GOAL: Reproduce only this span: the line containing "Serialize everything readable", the line containing "Parse this screenshot: output", and every line between them, all exactly as given.
* start DATA SUPPLIED *
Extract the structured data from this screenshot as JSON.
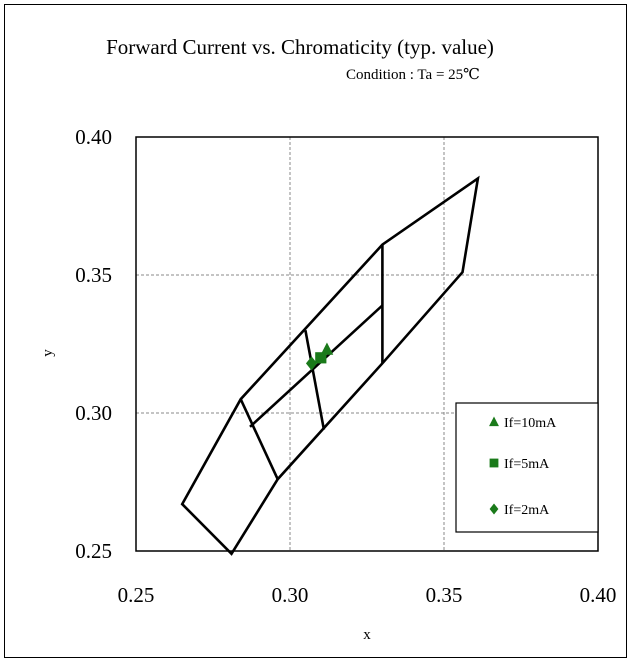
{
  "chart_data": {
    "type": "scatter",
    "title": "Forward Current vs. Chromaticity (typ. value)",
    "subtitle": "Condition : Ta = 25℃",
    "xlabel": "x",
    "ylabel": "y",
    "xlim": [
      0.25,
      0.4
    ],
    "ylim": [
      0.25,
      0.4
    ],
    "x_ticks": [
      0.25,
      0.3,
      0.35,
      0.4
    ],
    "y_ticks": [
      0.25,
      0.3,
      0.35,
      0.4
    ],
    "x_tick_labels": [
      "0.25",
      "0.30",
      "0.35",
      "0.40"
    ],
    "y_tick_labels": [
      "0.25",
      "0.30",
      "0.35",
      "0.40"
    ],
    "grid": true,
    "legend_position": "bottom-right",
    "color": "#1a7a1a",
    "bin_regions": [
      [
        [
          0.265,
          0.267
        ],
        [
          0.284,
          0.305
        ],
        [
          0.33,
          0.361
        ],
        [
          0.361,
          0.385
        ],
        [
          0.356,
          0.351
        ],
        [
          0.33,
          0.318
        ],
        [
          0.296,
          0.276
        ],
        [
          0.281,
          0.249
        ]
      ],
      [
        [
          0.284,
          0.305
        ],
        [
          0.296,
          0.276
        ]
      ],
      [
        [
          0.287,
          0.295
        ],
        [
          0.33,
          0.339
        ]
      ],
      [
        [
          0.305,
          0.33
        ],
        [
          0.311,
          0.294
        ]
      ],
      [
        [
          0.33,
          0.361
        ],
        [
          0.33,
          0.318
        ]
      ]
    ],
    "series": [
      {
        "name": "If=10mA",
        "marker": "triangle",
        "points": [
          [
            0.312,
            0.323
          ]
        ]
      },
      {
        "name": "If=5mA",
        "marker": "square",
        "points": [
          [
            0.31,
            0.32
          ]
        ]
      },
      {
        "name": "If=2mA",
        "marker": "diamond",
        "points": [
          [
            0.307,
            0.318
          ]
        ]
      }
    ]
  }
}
* end DATA SUPPLIED *
* start DATA SUPPLIED *
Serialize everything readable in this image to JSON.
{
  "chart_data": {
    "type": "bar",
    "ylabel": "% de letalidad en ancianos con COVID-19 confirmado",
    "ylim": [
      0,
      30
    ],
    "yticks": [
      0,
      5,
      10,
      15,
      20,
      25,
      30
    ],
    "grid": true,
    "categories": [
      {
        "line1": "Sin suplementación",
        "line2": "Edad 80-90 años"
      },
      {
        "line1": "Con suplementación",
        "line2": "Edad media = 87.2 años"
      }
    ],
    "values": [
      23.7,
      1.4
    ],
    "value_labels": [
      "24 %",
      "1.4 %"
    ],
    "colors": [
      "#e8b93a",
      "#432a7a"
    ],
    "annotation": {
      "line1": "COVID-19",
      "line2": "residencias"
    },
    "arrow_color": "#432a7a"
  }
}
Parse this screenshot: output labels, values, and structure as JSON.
* end DATA SUPPLIED *
RESPONSE TO THE TASK:
Serialize everything readable in this image to JSON.
{
  "chart_data": {
    "type": "bar",
    "ylabel": "% de letalidad en ancianos con COVID-19 confirmado",
    "ylim": [
      0,
      30
    ],
    "yticks": [
      0,
      5,
      10,
      15,
      20,
      25,
      30
    ],
    "grid": true,
    "categories": [
      {
        "line1": "Sin suplementación",
        "line2": "Edad 80-90 años"
      },
      {
        "line1": "Con suplementación",
        "line2": "Edad media = 87.2 años"
      }
    ],
    "values": [
      23.7,
      1.4
    ],
    "value_labels": [
      "24 %",
      "1.4 %"
    ],
    "colors": [
      "#e8b93a",
      "#432a7a"
    ],
    "annotation": {
      "line1": "COVID-19",
      "line2": "residencias"
    },
    "arrow_color": "#432a7a"
  }
}
Parse this screenshot: output labels, values, and structure as JSON.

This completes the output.